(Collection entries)
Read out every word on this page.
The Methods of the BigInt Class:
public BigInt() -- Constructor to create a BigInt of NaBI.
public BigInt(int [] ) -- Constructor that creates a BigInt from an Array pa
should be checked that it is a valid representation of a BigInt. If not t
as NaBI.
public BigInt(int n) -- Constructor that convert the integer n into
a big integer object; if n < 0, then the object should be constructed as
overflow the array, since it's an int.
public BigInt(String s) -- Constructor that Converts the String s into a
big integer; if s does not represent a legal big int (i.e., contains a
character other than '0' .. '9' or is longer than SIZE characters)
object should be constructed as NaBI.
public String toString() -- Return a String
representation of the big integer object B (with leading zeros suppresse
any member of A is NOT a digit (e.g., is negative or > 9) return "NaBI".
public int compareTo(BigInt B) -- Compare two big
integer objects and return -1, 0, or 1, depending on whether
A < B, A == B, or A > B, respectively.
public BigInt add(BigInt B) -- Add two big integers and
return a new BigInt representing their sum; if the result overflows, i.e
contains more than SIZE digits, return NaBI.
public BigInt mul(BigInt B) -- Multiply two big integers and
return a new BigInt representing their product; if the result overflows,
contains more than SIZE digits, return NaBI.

...

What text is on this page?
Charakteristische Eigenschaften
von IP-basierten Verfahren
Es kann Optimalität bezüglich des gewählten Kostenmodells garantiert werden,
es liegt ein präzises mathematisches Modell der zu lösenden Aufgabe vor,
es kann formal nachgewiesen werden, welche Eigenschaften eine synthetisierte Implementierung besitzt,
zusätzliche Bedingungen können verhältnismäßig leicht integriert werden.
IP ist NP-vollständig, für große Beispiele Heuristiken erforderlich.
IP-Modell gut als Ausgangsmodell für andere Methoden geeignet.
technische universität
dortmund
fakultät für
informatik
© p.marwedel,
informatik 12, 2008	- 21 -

* * *

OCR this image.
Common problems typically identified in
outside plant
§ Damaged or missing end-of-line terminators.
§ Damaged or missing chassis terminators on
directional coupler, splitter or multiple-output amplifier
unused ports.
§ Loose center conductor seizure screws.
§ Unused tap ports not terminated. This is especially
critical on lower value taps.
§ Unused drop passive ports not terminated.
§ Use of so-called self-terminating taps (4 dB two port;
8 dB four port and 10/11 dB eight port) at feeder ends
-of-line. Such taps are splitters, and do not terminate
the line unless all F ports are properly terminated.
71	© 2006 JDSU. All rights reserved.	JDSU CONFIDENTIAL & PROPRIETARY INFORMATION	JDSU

## GIVEN PROBLEM
Find the lines above that contain the word "werden" and collect them.

## RESULT OF THE TASK
Es kann Optimalität bezüglich des gewählten Kostenmodells garantiert werden,
es kann formal nachgewiesen werden, welche Eigenschaften eine synthetisierte Implementierung besitzt,
zusätzliche Bedingungen können verhältnismäßig leicht integriert werden.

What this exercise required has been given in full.